* [Direction]: Wherever the string "inflacji" appears in the listing, copy that line.

* [Supplied material]:
▼▼▼
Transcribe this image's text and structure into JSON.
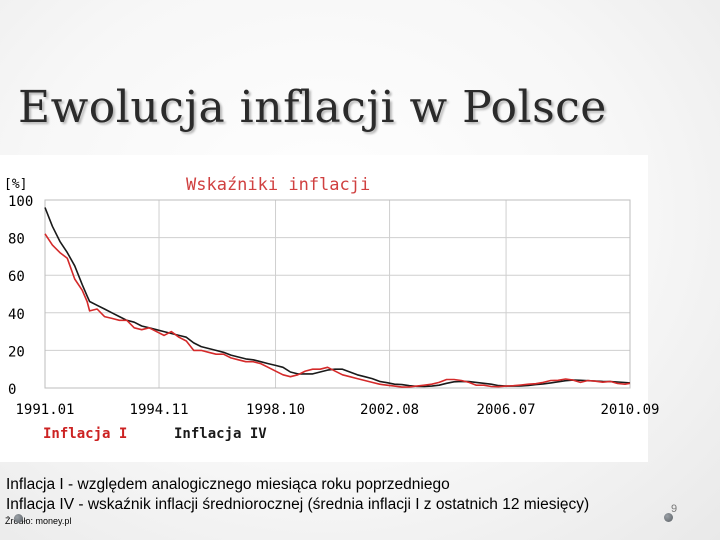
{
  "slide": {
    "title": "Ewolucja inflacji w Polsce",
    "caption_line1": "Inflacja I - względem analogicznego miesiąca roku poprzedniego",
    "caption_line2": "Inflacja IV - wskaźnik inflacji średniorocznej (średnia inflacji I z ostatnich 12 miesięcy)",
    "source": "Źródło: money.pl",
    "page_number": "9"
  },
  "chart_data": {
    "type": "line",
    "title": "Wskaźniki inflacji",
    "ylabel": "[%]",
    "xlabel": "",
    "ylim": [
      0,
      100
    ],
    "xlim": [
      "1991.01",
      "2010.09"
    ],
    "grid": true,
    "legend_position": "bottom-left",
    "colors": {
      "title": "#d04040",
      "legend": "#cc2222",
      "inflacja_I": "#d42a2a",
      "inflacja_IV": "#1a1a1a",
      "grid": "#cfcfcf",
      "axis_text": "#000000"
    },
    "x_ticks": [
      "1991.01",
      "1994.11",
      "1998.10",
      "2002.08",
      "2006.07",
      "2010.09"
    ],
    "y_ticks": [
      0,
      20,
      40,
      60,
      80,
      100
    ],
    "series": [
      {
        "name": "Inflacja I",
        "points": [
          [
            "1991.01",
            82
          ],
          [
            "1991.04",
            76
          ],
          [
            "1991.07",
            72
          ],
          [
            "1991.10",
            69
          ],
          [
            "1992.01",
            58
          ],
          [
            "1992.04",
            52
          ],
          [
            "1992.06",
            46
          ],
          [
            "1992.07",
            41
          ],
          [
            "1992.10",
            42
          ],
          [
            "1993.01",
            38
          ],
          [
            "1993.04",
            37
          ],
          [
            "1993.07",
            36
          ],
          [
            "1993.10",
            36
          ],
          [
            "1994.01",
            32
          ],
          [
            "1994.04",
            31
          ],
          [
            "1994.07",
            32
          ],
          [
            "1994.10",
            30
          ],
          [
            "1995.01",
            28
          ],
          [
            "1995.04",
            30
          ],
          [
            "1995.07",
            27
          ],
          [
            "1995.10",
            25
          ],
          [
            "1996.01",
            20
          ],
          [
            "1996.04",
            20
          ],
          [
            "1996.07",
            19
          ],
          [
            "1996.10",
            18
          ],
          [
            "1997.01",
            18
          ],
          [
            "1997.04",
            16
          ],
          [
            "1997.07",
            15
          ],
          [
            "1997.10",
            14
          ],
          [
            "1998.01",
            14
          ],
          [
            "1998.04",
            13
          ],
          [
            "1998.07",
            11
          ],
          [
            "1998.10",
            9
          ],
          [
            "1999.01",
            7
          ],
          [
            "1999.04",
            6
          ],
          [
            "1999.07",
            7
          ],
          [
            "1999.10",
            9
          ],
          [
            "2000.01",
            10
          ],
          [
            "2000.04",
            10
          ],
          [
            "2000.07",
            11
          ],
          [
            "2000.10",
            9
          ],
          [
            "2001.01",
            7
          ],
          [
            "2001.04",
            6
          ],
          [
            "2001.07",
            5
          ],
          [
            "2001.10",
            4
          ],
          [
            "2002.01",
            3
          ],
          [
            "2002.04",
            2
          ],
          [
            "2002.07",
            1.5
          ],
          [
            "2002.10",
            1
          ],
          [
            "2003.01",
            0.5
          ],
          [
            "2003.04",
            0.6
          ],
          [
            "2003.07",
            1
          ],
          [
            "2003.10",
            1.5
          ],
          [
            "2004.01",
            2
          ],
          [
            "2004.04",
            3
          ],
          [
            "2004.07",
            4.5
          ],
          [
            "2004.10",
            4.5
          ],
          [
            "2005.01",
            4
          ],
          [
            "2005.04",
            3
          ],
          [
            "2005.07",
            1.5
          ],
          [
            "2005.10",
            1.5
          ],
          [
            "2006.01",
            0.8
          ],
          [
            "2006.04",
            0.7
          ],
          [
            "2006.07",
            1
          ],
          [
            "2006.10",
            1.2
          ],
          [
            "2007.01",
            1.6
          ],
          [
            "2007.04",
            2
          ],
          [
            "2007.07",
            2.3
          ],
          [
            "2007.10",
            3
          ],
          [
            "2008.01",
            4
          ],
          [
            "2008.04",
            4.1
          ],
          [
            "2008.07",
            4.8
          ],
          [
            "2008.10",
            4.2
          ],
          [
            "2009.01",
            3
          ],
          [
            "2009.04",
            4
          ],
          [
            "2009.07",
            3.6
          ],
          [
            "2009.10",
            3.1
          ],
          [
            "2010.01",
            3.5
          ],
          [
            "2010.04",
            2.4
          ],
          [
            "2010.07",
            2
          ],
          [
            "2010.09",
            2.5
          ]
        ]
      },
      {
        "name": "Inflacja IV",
        "points": [
          [
            "1991.01",
            96
          ],
          [
            "1991.04",
            86
          ],
          [
            "1991.07",
            78
          ],
          [
            "1991.10",
            72
          ],
          [
            "1992.01",
            65
          ],
          [
            "1992.04",
            55
          ],
          [
            "1992.06",
            49
          ],
          [
            "1992.07",
            46
          ],
          [
            "1992.10",
            44
          ],
          [
            "1993.01",
            42
          ],
          [
            "1993.04",
            40
          ],
          [
            "1993.07",
            38
          ],
          [
            "1993.10",
            36
          ],
          [
            "1994.01",
            35
          ],
          [
            "1994.04",
            33
          ],
          [
            "1994.07",
            32
          ],
          [
            "1994.10",
            31
          ],
          [
            "1995.01",
            30
          ],
          [
            "1995.04",
            29
          ],
          [
            "1995.07",
            28
          ],
          [
            "1995.10",
            27
          ],
          [
            "1996.01",
            24
          ],
          [
            "1996.04",
            22
          ],
          [
            "1996.07",
            21
          ],
          [
            "1996.10",
            20
          ],
          [
            "1997.01",
            19
          ],
          [
            "1997.04",
            17.5
          ],
          [
            "1997.07",
            16.5
          ],
          [
            "1997.10",
            15.5
          ],
          [
            "1998.01",
            15
          ],
          [
            "1998.04",
            14
          ],
          [
            "1998.07",
            13
          ],
          [
            "1998.10",
            12
          ],
          [
            "1999.01",
            11
          ],
          [
            "1999.04",
            8.5
          ],
          [
            "1999.07",
            7.5
          ],
          [
            "1999.10",
            7.5
          ],
          [
            "2000.01",
            7.5
          ],
          [
            "2000.04",
            8.5
          ],
          [
            "2000.07",
            9.5
          ],
          [
            "2000.10",
            10
          ],
          [
            "2001.01",
            10
          ],
          [
            "2001.04",
            8.5
          ],
          [
            "2001.07",
            7
          ],
          [
            "2001.10",
            6
          ],
          [
            "2002.01",
            5
          ],
          [
            "2002.04",
            3.5
          ],
          [
            "2002.07",
            2.8
          ],
          [
            "2002.10",
            2
          ],
          [
            "2003.01",
            1.8
          ],
          [
            "2003.04",
            1.2
          ],
          [
            "2003.07",
            0.9
          ],
          [
            "2003.10",
            0.8
          ],
          [
            "2004.01",
            1
          ],
          [
            "2004.04",
            1.5
          ],
          [
            "2004.07",
            2.5
          ],
          [
            "2004.10",
            3.3
          ],
          [
            "2005.01",
            3.5
          ],
          [
            "2005.04",
            3.4
          ],
          [
            "2005.07",
            3
          ],
          [
            "2005.10",
            2.5
          ],
          [
            "2006.01",
            2
          ],
          [
            "2006.04",
            1.3
          ],
          [
            "2006.07",
            1
          ],
          [
            "2006.10",
            1
          ],
          [
            "2007.01",
            1.1
          ],
          [
            "2007.04",
            1.4
          ],
          [
            "2007.07",
            1.8
          ],
          [
            "2007.10",
            2.2
          ],
          [
            "2008.01",
            2.7
          ],
          [
            "2008.04",
            3.3
          ],
          [
            "2008.07",
            3.9
          ],
          [
            "2008.10",
            4.2
          ],
          [
            "2009.01",
            4.1
          ],
          [
            "2009.04",
            3.9
          ],
          [
            "2009.07",
            3.7
          ],
          [
            "2009.10",
            3.5
          ],
          [
            "2010.01",
            3.4
          ],
          [
            "2010.04",
            3.2
          ],
          [
            "2010.07",
            2.9
          ],
          [
            "2010.09",
            2.7
          ]
        ]
      }
    ]
  }
}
▲▲▲
* [Finished exercise]:
    "title": "Ewolucja inflacji w Polsce",
    "caption_line2": "Inflacja IV - wskaźnik inflacji średniorocznej (średnia inflacji I z ostatnich 12 miesięcy)",
    "title": "Wskaźniki inflacji",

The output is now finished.